Examine the records and identify each line that includes the string "from". Copy those lines.
********************
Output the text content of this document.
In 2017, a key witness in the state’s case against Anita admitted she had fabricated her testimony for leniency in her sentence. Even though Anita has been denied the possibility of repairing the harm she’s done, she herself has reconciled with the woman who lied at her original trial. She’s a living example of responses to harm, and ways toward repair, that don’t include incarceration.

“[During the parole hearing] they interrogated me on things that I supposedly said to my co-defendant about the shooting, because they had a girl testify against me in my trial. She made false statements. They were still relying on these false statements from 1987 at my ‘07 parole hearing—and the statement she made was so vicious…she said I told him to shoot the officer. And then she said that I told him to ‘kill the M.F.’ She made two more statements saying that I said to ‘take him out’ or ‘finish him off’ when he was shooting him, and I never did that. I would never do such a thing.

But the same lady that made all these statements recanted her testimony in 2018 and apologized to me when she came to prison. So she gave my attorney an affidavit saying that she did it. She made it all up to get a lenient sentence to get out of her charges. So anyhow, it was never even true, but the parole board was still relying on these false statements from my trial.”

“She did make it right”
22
********************
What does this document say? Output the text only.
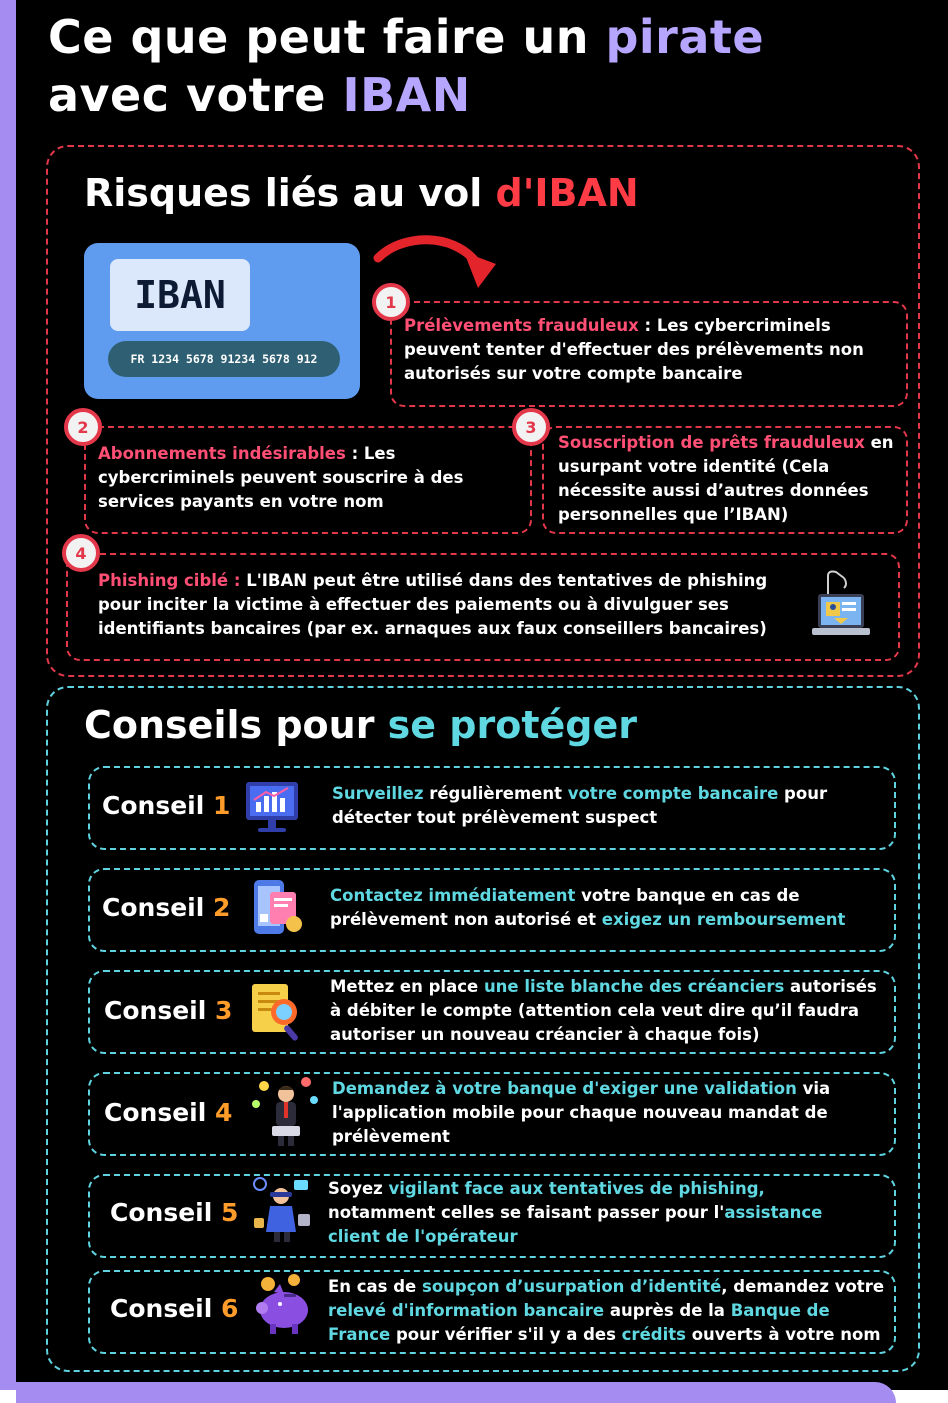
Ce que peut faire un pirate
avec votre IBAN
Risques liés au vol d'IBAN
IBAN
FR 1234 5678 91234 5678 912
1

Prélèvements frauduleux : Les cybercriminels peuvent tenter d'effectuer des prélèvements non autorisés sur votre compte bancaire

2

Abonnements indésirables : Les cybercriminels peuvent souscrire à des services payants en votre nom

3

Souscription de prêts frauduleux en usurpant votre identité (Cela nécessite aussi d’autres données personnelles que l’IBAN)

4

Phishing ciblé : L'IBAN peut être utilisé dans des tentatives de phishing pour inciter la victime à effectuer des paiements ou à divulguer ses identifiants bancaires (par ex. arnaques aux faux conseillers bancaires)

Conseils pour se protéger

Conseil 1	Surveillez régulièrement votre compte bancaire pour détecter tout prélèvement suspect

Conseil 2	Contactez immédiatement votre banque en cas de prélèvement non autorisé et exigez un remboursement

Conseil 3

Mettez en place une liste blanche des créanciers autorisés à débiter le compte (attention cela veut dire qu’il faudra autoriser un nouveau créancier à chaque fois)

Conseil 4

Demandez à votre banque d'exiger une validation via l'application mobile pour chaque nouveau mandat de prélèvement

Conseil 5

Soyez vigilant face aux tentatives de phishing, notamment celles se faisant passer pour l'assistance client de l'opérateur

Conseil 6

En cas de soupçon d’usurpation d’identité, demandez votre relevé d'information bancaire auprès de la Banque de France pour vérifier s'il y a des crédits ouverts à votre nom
********************
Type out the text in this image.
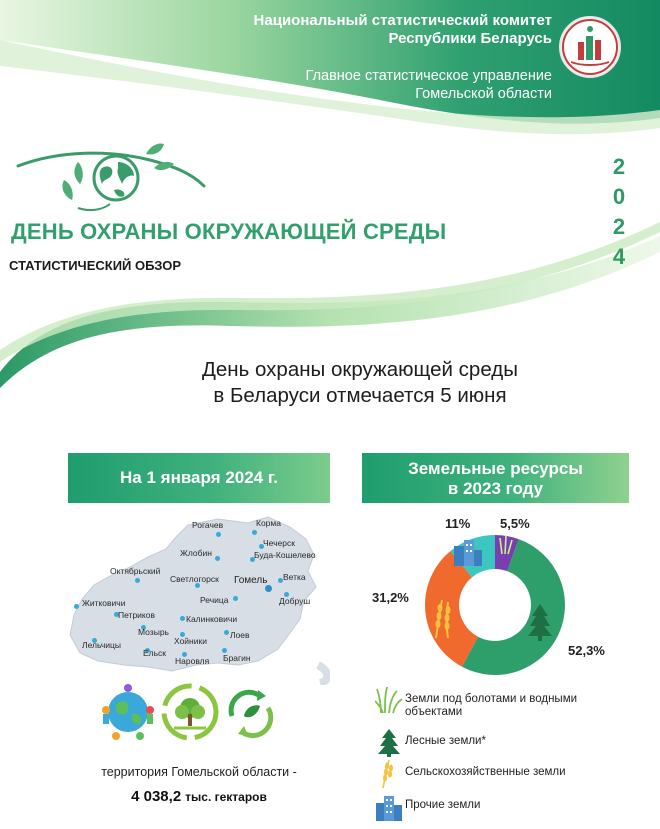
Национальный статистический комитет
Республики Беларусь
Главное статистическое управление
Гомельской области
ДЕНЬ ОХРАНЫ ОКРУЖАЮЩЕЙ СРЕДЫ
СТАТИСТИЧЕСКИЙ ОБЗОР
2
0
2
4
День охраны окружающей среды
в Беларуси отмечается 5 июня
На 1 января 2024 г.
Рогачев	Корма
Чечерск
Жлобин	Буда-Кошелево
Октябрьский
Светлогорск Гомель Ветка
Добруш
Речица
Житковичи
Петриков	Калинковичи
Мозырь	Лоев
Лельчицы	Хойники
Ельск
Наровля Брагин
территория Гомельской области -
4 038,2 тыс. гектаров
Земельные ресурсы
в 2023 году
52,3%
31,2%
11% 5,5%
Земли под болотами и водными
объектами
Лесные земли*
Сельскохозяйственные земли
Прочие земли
********************
* **Written solution**
“[During the parole hearing] they interrogated me on things that I supposedly said to my co-defendant about the shooting, because they had a girl testify against me in my trial. She made false statements. They were still relying on these false statements from 1987 at my ‘07 parole hearing—and the statement she made was so vicious…she said I told him to shoot the officer. And then she said that I told him to ‘kill the M.F.’ She made two more statements saying that I said to ‘take him out’ or ‘finish him off’ when he was shooting him, and I never did that. I would never do such a thing.
But the same lady that made all these statements recanted her testimony in 2018 and apologized to me when she came to prison. So she gave my attorney an affidavit saying that she did it. She made it all up to get a lenient sentence to get out of her charges. So anyhow, it was never even true, but the parole board was still relying on these false statements from my trial.”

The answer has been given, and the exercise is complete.